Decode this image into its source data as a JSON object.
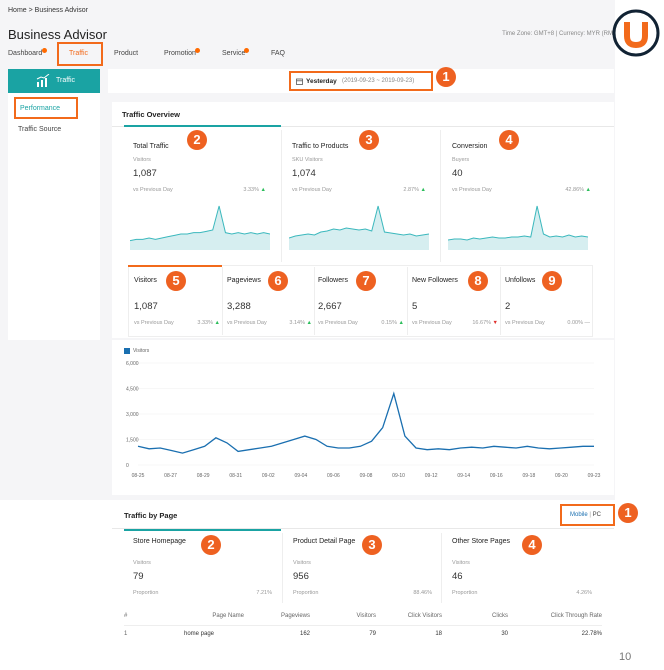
{
  "breadcrumb": "Home  >  Business Advisor",
  "app_title": "Business Advisor",
  "meta": "Time Zone: GMT+8 | Currency: MYR (RM)",
  "nav": {
    "tabs": [
      "Dashboard",
      "Traffic",
      "Product",
      "Promotion",
      "Service",
      "FAQ"
    ]
  },
  "sidebar": {
    "header": "Traffic",
    "items": [
      "Performance",
      "Traffic Source"
    ]
  },
  "date": {
    "label": "Yesterday",
    "range": "(2019-09-23 ~ 2019-09-23)"
  },
  "overview": {
    "title": "Traffic Overview",
    "cards": [
      {
        "title": "Total Traffic",
        "sub": "Visitors",
        "value": "1,087",
        "cmp": "vs Previous Day",
        "pct": "3.33%",
        "num": "2"
      },
      {
        "title": "Traffic to Products",
        "sub": "SKU Visitors",
        "value": "1,074",
        "cmp": "vs Previous Day",
        "pct": "2.87%",
        "num": "3"
      },
      {
        "title": "Conversion",
        "sub": "Buyers",
        "value": "40",
        "cmp": "vs Previous Day",
        "pct": "42.86%",
        "num": "4"
      }
    ],
    "metrics": [
      {
        "label": "Visitors",
        "value": "1,087",
        "cmp": "vs Previous Day",
        "pct": "3.33%",
        "trend": "up",
        "num": "5"
      },
      {
        "label": "Pageviews",
        "value": "3,288",
        "cmp": "vs Previous Day",
        "pct": "3.14%",
        "trend": "up",
        "num": "6"
      },
      {
        "label": "Followers",
        "value": "2,667",
        "cmp": "vs Previous Day",
        "pct": "0.15%",
        "trend": "up",
        "num": "7"
      },
      {
        "label": "New Followers",
        "value": "5",
        "cmp": "vs Previous Day",
        "pct": "16.67%",
        "trend": "down",
        "num": "8"
      },
      {
        "label": "Unfollows",
        "value": "2",
        "cmp": "vs Previous Day",
        "pct": "0.00%",
        "trend": "flat",
        "num": "9"
      }
    ]
  },
  "chart_data": {
    "type": "line",
    "legend": "Visitors",
    "ylim": [
      0,
      6000
    ],
    "yticks": [
      "6,000",
      "4,500",
      "3,000",
      "1,500",
      "0"
    ],
    "xticks": [
      "08-25",
      "08-27",
      "08-29",
      "08-31",
      "09-02",
      "09-04",
      "09-06",
      "09-08",
      "09-10",
      "09-12",
      "09-14",
      "09-16",
      "09-18",
      "09-20",
      "09-23"
    ],
    "series": [
      {
        "name": "Visitors",
        "color": "#1a6fb0",
        "values": [
          1100,
          950,
          1000,
          850,
          700,
          900,
          1100,
          1600,
          1300,
          800,
          900,
          1000,
          1100,
          1300,
          1500,
          1700,
          1500,
          1100,
          1000,
          1000,
          1100,
          1400,
          2200,
          4200,
          1700,
          1000,
          900,
          950,
          900,
          1000,
          1050,
          1000,
          1100,
          1050,
          1000,
          1100,
          1000,
          950,
          1000,
          1050,
          1100,
          1100
        ]
      }
    ]
  },
  "sparklines": [
    [
      4,
      5,
      5,
      6,
      5,
      6,
      7,
      8,
      9,
      9,
      10,
      10,
      11,
      12,
      30,
      10,
      9,
      10,
      9,
      10,
      9,
      10,
      9
    ],
    [
      8,
      10,
      11,
      12,
      11,
      14,
      15,
      17,
      16,
      18,
      17,
      16,
      17,
      15,
      40,
      14,
      13,
      12,
      11,
      12,
      10,
      11,
      12
    ],
    [
      6,
      7,
      7,
      6,
      8,
      7,
      8,
      9,
      8,
      8,
      9,
      9,
      10,
      9,
      40,
      12,
      9,
      10,
      9,
      11,
      9,
      10,
      9
    ]
  ],
  "traffic_by_page": {
    "title": "Traffic by Page",
    "toggle": {
      "mobile": "Mobile",
      "sep": "|",
      "pc": "PC"
    },
    "toggle_num": "1",
    "cards": [
      {
        "title": "Store Homepage",
        "sub": "Visitors",
        "value": "79",
        "prop_label": "Proportion",
        "prop": "7.21%",
        "num": "2"
      },
      {
        "title": "Product Detail Page",
        "sub": "Visitors",
        "value": "956",
        "prop_label": "Proportion",
        "prop": "88.46%",
        "num": "3"
      },
      {
        "title": "Other Store Pages",
        "sub": "Visitors",
        "value": "46",
        "prop_label": "Proportion",
        "prop": "4.26%",
        "num": "4"
      }
    ],
    "table": {
      "headers": [
        "#",
        "Page Name",
        "Pageviews",
        "Visitors",
        "Click Visitors",
        "Clicks",
        "Click Through Rate"
      ],
      "rows": [
        [
          "1",
          "home page",
          "162",
          "79",
          "18",
          "30",
          "22.78%"
        ]
      ]
    }
  },
  "date_num": "1",
  "page_number": "10"
}
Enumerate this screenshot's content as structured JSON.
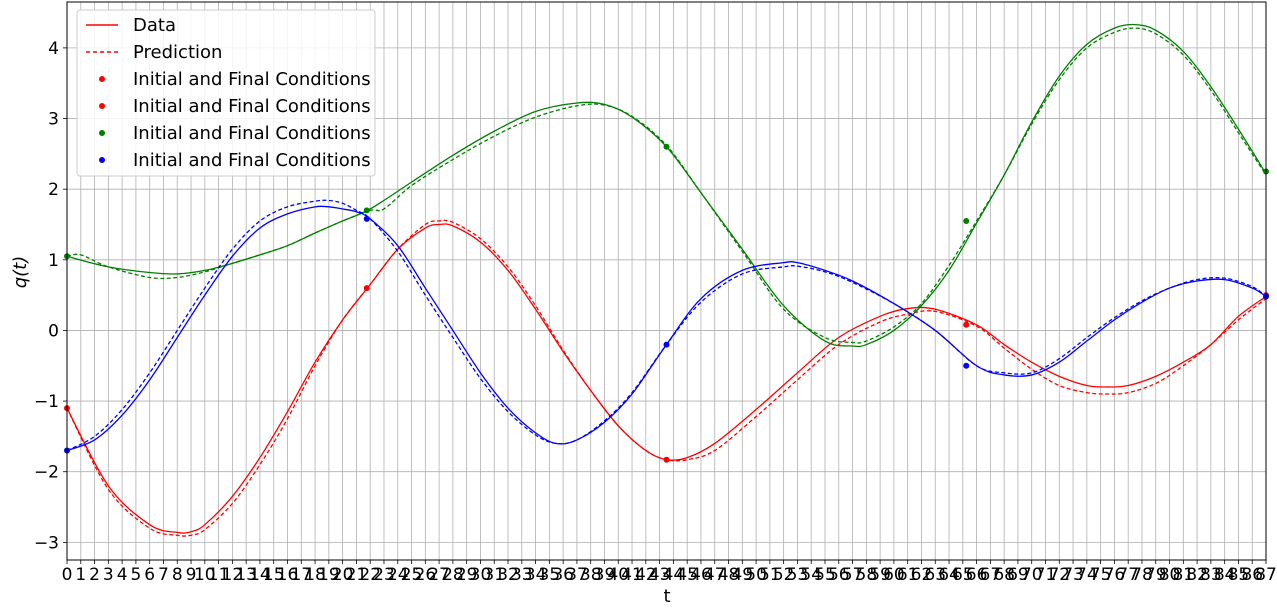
__________
Tally how many lines of the material contain the word "Store". The answer must be the number and nothing else.

Result :: 2